— START Material supplied —

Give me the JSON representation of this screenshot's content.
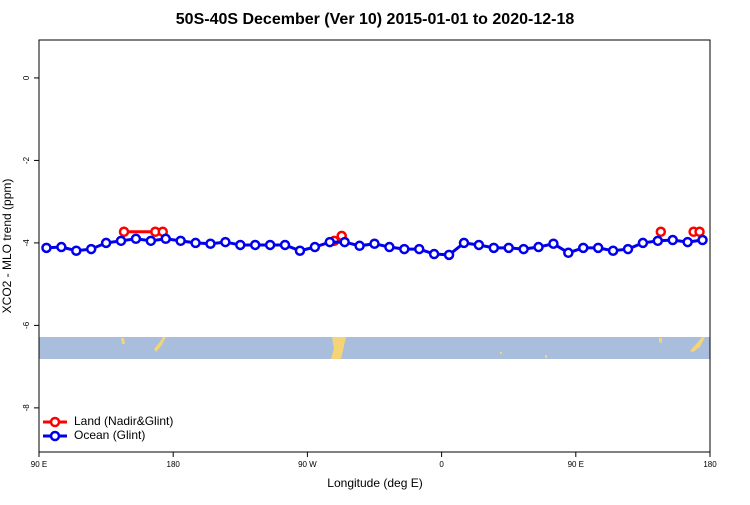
{
  "chart_data": {
    "type": "line",
    "title": "50S-40S December (Ver 10)   2015-01-01 to 2020-12-18",
    "xlabel": "Longitude (deg E)",
    "ylabel": "XCO2 - MLO trend (ppm)",
    "xlim": [
      90,
      540
    ],
    "xticks": [
      {
        "value": 90,
        "label": "90 E"
      },
      180,
      {
        "value": 270,
        "label": "90 W"
      },
      {
        "value": 360,
        "label": "0"
      },
      {
        "value": 450,
        "label": "90 E"
      },
      {
        "value": 540,
        "label": "180"
      }
    ],
    "ylim": [
      -9.07,
      0.92
    ],
    "yticks": [
      0,
      -2,
      -4,
      -6,
      -8
    ],
    "legend": "bottom-left",
    "series": [
      {
        "name": "Land (Nadir&Glint)",
        "color": "#ff0000",
        "x": [
          147,
          168,
          173,
          230,
          288,
          293,
          400,
          507,
          518,
          529,
          533
        ],
        "values": [
          -3.73,
          -3.73,
          -3.73,
          null,
          -3.95,
          -3.83,
          null,
          -3.73,
          null,
          -3.73,
          -3.73
        ]
      },
      {
        "name": "Ocean (Glint)",
        "color": "#0000ee",
        "x": [
          95,
          105,
          115,
          125,
          135,
          145,
          155,
          165,
          175,
          185,
          195,
          205,
          215,
          225,
          235,
          245,
          255,
          265,
          275,
          285,
          295,
          305,
          315,
          325,
          335,
          345,
          355,
          365,
          375,
          385,
          395,
          405,
          415,
          425,
          435,
          445,
          455,
          465,
          475,
          485,
          495,
          505,
          515,
          525,
          535
        ],
        "values": [
          -4.12,
          -4.1,
          -4.19,
          -4.15,
          -4.0,
          -3.95,
          -3.9,
          -3.95,
          -3.9,
          -3.95,
          -4.0,
          -4.02,
          -3.98,
          -4.05,
          -4.05,
          -4.05,
          -4.05,
          -4.19,
          -4.1,
          -3.98,
          -3.98,
          -4.07,
          -4.02,
          -4.1,
          -4.15,
          -4.15,
          -4.27,
          -4.29,
          -4.0,
          -4.05,
          -4.12,
          -4.12,
          -4.15,
          -4.1,
          -4.02,
          -4.24,
          -4.12,
          -4.12,
          -4.19,
          -4.15,
          -4.0,
          -3.95,
          -3.93,
          -3.98,
          -3.93
        ]
      }
    ]
  }
}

— END Material supplied —

**Challenge:** Go through the material above and copy each line that has the word "Glint".

**Solution to this exercise:**
        "name": "Land (Nadir&Glint)",
        "name": "Ocean (Glint)",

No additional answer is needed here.